Stored data ::
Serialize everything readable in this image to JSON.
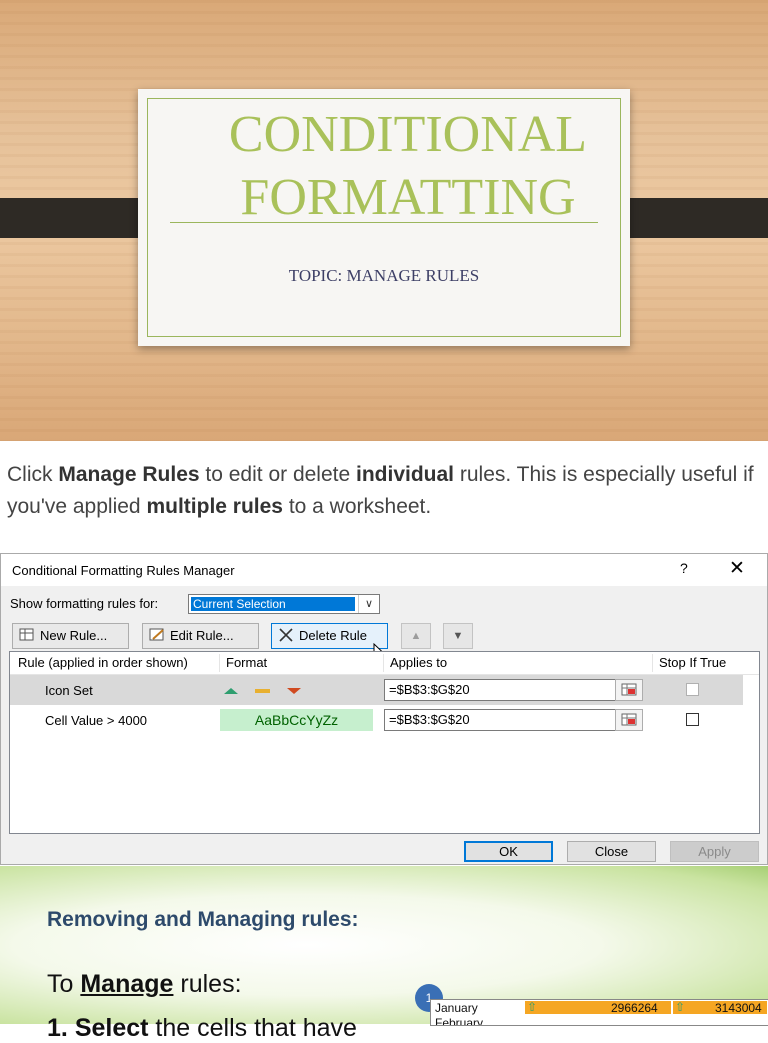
{
  "slide1": {
    "title_line1": "CONDITIONAL",
    "title_line2": "FORMATTING",
    "subtitle": "TOPIC: MANAGE RULES"
  },
  "paragraph": {
    "p1": "Click ",
    "b1": "Manage Rules",
    "p2": " to edit or delete ",
    "b2": "individual",
    "p3": " rules. This is especially useful if you've applied ",
    "b3": "multiple rules",
    "p4": " to a worksheet."
  },
  "dialog": {
    "title": "Conditional Formatting Rules Manager",
    "help": "?",
    "close": "✕",
    "show_label": "Show formatting rules for:",
    "show_value": "Current Selection",
    "buttons": {
      "new_rule": "New Rule...",
      "edit_rule": "Edit Rule...",
      "delete_rule": "Delete Rule"
    },
    "columns": {
      "rule": "Rule (applied in order shown)",
      "format": "Format",
      "applies": "Applies to",
      "stop": "Stop If True"
    },
    "rows": [
      {
        "rule": "Icon Set",
        "format": "",
        "applies": "=$B$3:$G$20",
        "stop_if_true": false,
        "selected": true
      },
      {
        "rule": "Cell Value > 4000",
        "format": "AaBbCcYyZz",
        "applies": "=$B$3:$G$20",
        "stop_if_true": false,
        "selected": false
      }
    ],
    "footer": {
      "ok": "OK",
      "close": "Close",
      "apply": "Apply"
    }
  },
  "slide3": {
    "heading": "Removing and Managing rules:",
    "to": "To ",
    "manage": "Manage",
    "rules": " rules:",
    "step_num": "1.",
    "select": "Select",
    "select_rest": " the cells that have",
    "badge": "1",
    "table": {
      "month1": "January",
      "month2": "February",
      "val1": "2966264",
      "val2": "3143004"
    }
  },
  "colors": {
    "slide_title": "#a9c15a",
    "subtitle": "#3d3f66",
    "selection_blue": "#0078d7",
    "format_green_fill": "#c6efce",
    "format_green_text": "#006100",
    "heading_blue": "#2d4a6b"
  }
}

Exercise ::
Once more, give the listing above exactly, leaving each picture out.

Task solution ::
Serialize everything readable in this image to JSON.
{
  "slide1": {
    "title_line1": "CONDITIONAL",
    "title_line2": "FORMATTING",
    "subtitle": "TOPIC: MANAGE RULES"
  },
  "paragraph": {
    "p1": "Click ",
    "b1": "Manage Rules",
    "p2": " to edit or delete ",
    "b2": "individual",
    "p3": " rules. This is especially useful if you've applied ",
    "b3": "multiple rules",
    "p4": " to a worksheet."
  },
  "dialog": {
    "title": "Conditional Formatting Rules Manager",
    "help": "?",
    "close": "✕",
    "show_label": "Show formatting rules for:",
    "show_value": "Current Selection",
    "buttons": {
      "new_rule": "New Rule...",
      "edit_rule": "Edit Rule...",
      "delete_rule": "Delete Rule"
    },
    "columns": {
      "rule": "Rule (applied in order shown)",
      "format": "Format",
      "applies": "Applies to",
      "stop": "Stop If True"
    },
    "rows": [
      {
        "rule": "Icon Set",
        "format": "",
        "applies": "=$B$3:$G$20",
        "stop_if_true": false,
        "selected": true
      },
      {
        "rule": "Cell Value > 4000",
        "format": "AaBbCcYyZz",
        "applies": "=$B$3:$G$20",
        "stop_if_true": false,
        "selected": false
      }
    ],
    "footer": {
      "ok": "OK",
      "close": "Close",
      "apply": "Apply"
    }
  },
  "slide3": {
    "heading": "Removing and Managing rules:",
    "to": "To ",
    "manage": "Manage",
    "rules": " rules:",
    "step_num": "1.",
    "select": "Select",
    "select_rest": " the cells that have",
    "badge": "1",
    "table": {
      "month1": "January",
      "month2": "February",
      "val1": "2966264",
      "val2": "3143004"
    }
  },
  "colors": {
    "slide_title": "#a9c15a",
    "subtitle": "#3d3f66",
    "selection_blue": "#0078d7",
    "format_green_fill": "#c6efce",
    "format_green_text": "#006100",
    "heading_blue": "#2d4a6b"
  }
}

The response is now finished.